* [YOUR OBJECTIVE]
Find the word "años" in the listing; pull out each line holding it.

* [EXTRACTED MATERIAL]
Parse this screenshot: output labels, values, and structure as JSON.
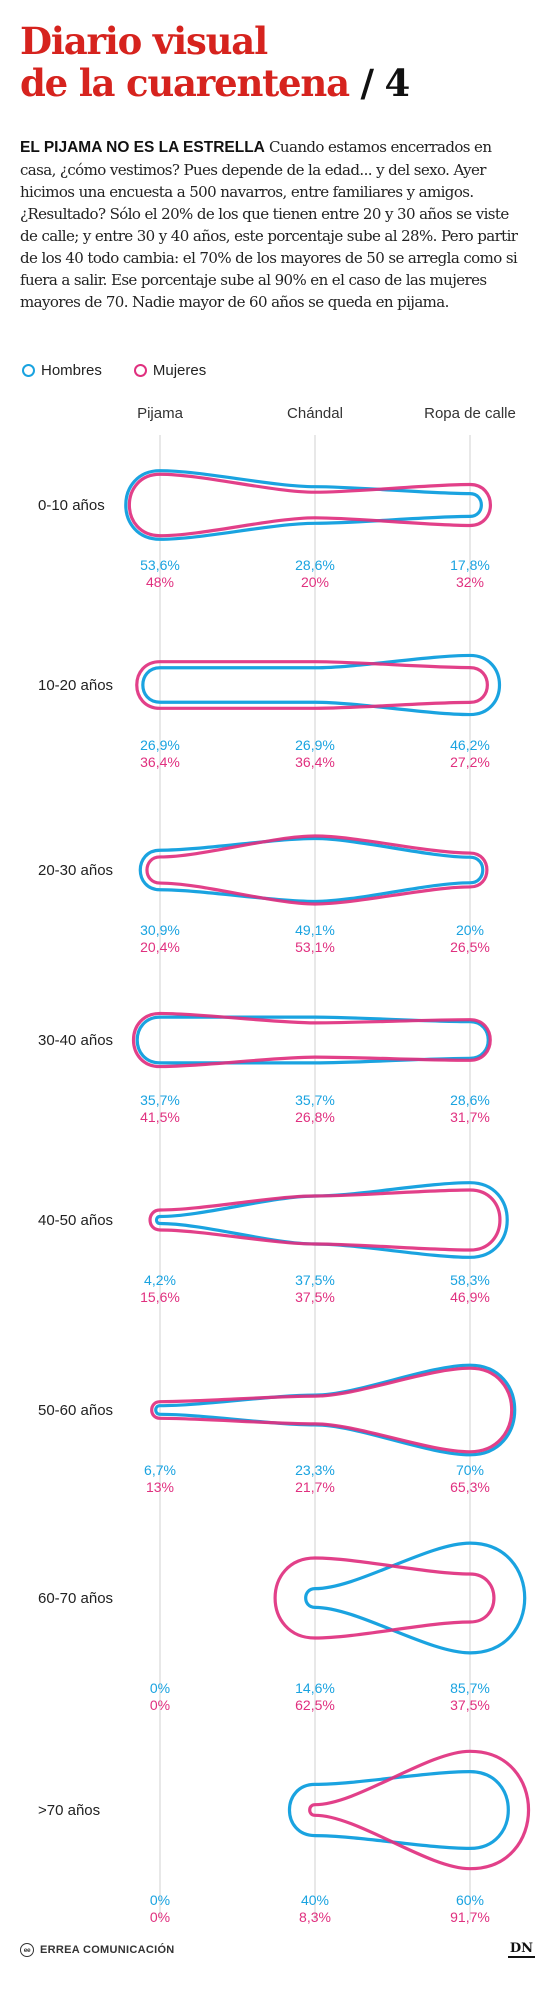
{
  "header": {
    "title_line1": "Diario visual",
    "title_line2": "de la cuarentena",
    "title_sep": " / ",
    "title_number": "4"
  },
  "intro": {
    "kicker": "EL PIJAMA NO ES LA ESTRELLA",
    "text": "Cuando estamos encerrados en casa, ¿cómo vestimos? Pues depende de la edad... y del sexo. Ayer hicimos una encuesta a 500 navarros, entre familiares y amigos. ¿Resultado? Sólo el 20% de los que tienen entre 20 y 30 años se viste de calle; y entre 30 y 40 años, este porcentaje sube al 28%. Pero partir de los 40 todo cambia: el 70% de los mayores de 50 se arregla como si fuera a salir. Ese porcentaje sube al 90% en el caso de las mujeres mayores de 70. Nadie mayor de 60 años se queda en pijama."
  },
  "colors": {
    "hombres": "#1aa3e0",
    "mujeres": "#e0307f",
    "title": "#d6231e",
    "axis": "#d9d9d9"
  },
  "chart_data": {
    "type": "line",
    "categories": [
      "Pijama",
      "Chándal",
      "Ropa de calle"
    ],
    "legend": "top-left",
    "series_names": [
      "Hombres",
      "Mujeres"
    ],
    "rows": [
      {
        "label": "0-10 años",
        "hombres": [
          "53,6%",
          "28,6%",
          "17,8%"
        ],
        "mujeres": [
          "48%",
          "20%",
          "32%"
        ],
        "h": [
          53.6,
          28.6,
          17.8
        ],
        "m": [
          48,
          20,
          32
        ]
      },
      {
        "label": "10-20 años",
        "hombres": [
          "26,9%",
          "26,9%",
          "46,2%"
        ],
        "mujeres": [
          "36,4%",
          "36,4%",
          "27,2%"
        ],
        "h": [
          26.9,
          26.9,
          46.2
        ],
        "m": [
          36.4,
          36.4,
          27.2
        ]
      },
      {
        "label": "20-30 años",
        "hombres": [
          "30,9%",
          "49,1%",
          "20%"
        ],
        "mujeres": [
          "20,4%",
          "53,1%",
          "26,5%"
        ],
        "h": [
          30.9,
          49.1,
          20
        ],
        "m": [
          20.4,
          53.1,
          26.5
        ]
      },
      {
        "label": "30-40 años",
        "hombres": [
          "35,7%",
          "35,7%",
          "28,6%"
        ],
        "mujeres": [
          "41,5%",
          "26,8%",
          "31,7%"
        ],
        "h": [
          35.7,
          35.7,
          28.6
        ],
        "m": [
          41.5,
          26.8,
          31.7
        ]
      },
      {
        "label": "40-50 años",
        "hombres": [
          "4,2%",
          "37,5%",
          "58,3%"
        ],
        "mujeres": [
          "15,6%",
          "37,5%",
          "46,9%"
        ],
        "h": [
          4.2,
          37.5,
          58.3
        ],
        "m": [
          15.6,
          37.5,
          46.9
        ]
      },
      {
        "label": "50-60 años",
        "hombres": [
          "6,7%",
          "23,3%",
          "70%"
        ],
        "mujeres": [
          "13%",
          "21,7%",
          "65,3%"
        ],
        "h": [
          6.7,
          23.3,
          70
        ],
        "m": [
          13,
          21.7,
          65.3
        ]
      },
      {
        "label": "60-70 años",
        "hombres": [
          "0%",
          "14,6%",
          "85,7%"
        ],
        "mujeres": [
          "0%",
          "62,5%",
          "37,5%"
        ],
        "h": [
          0,
          14.6,
          85.7
        ],
        "m": [
          0,
          62.5,
          37.5
        ]
      },
      {
        "label": ">70 años",
        "hombres": [
          "0%",
          "40%",
          "60%"
        ],
        "mujeres": [
          "0%",
          "8,3%",
          "91,7%"
        ],
        "h": [
          0,
          40,
          60
        ],
        "m": [
          0,
          8.3,
          91.7
        ]
      }
    ]
  },
  "footer": {
    "brand_icon": "ee",
    "brand": "ERREA COMUNICACIÓN",
    "logo": "DN"
  }
}
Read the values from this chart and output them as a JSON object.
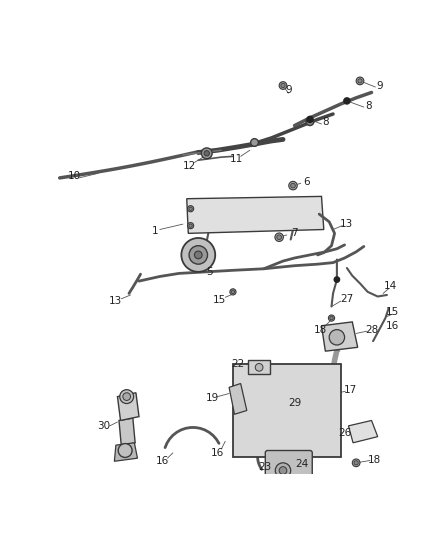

* [WRITTEN SOLUTION]
    "text": "Cuando estamos encerrados en casa, ¿cómo vestimos? Pues depende de la edad... y del sexo. Ayer hicimos una encuesta a 500 navarros, entre familiares y amigos. ¿Resultado? Sólo el 20% de los que tienen entre 20 y 30 años se viste de calle; y entre 30 y 40 años, este porcentaje sube al 28%. Pero partir de los 40 todo cambia: el 70% de los mayores de 50 se arregla como si fuera a salir. Ese porcentaje sube al 90% en el caso de las mujeres mayores de 70. Nadie mayor de 60 años se queda en pijama."
        "label": "0-10 años",
        "label": "10-20 años",
        "label": "20-30 años",
        "label": "30-40 años",
        "label": "40-50 años",
        "label": "50-60 años",
        "label": "60-70 años",
        "label": ">70 años",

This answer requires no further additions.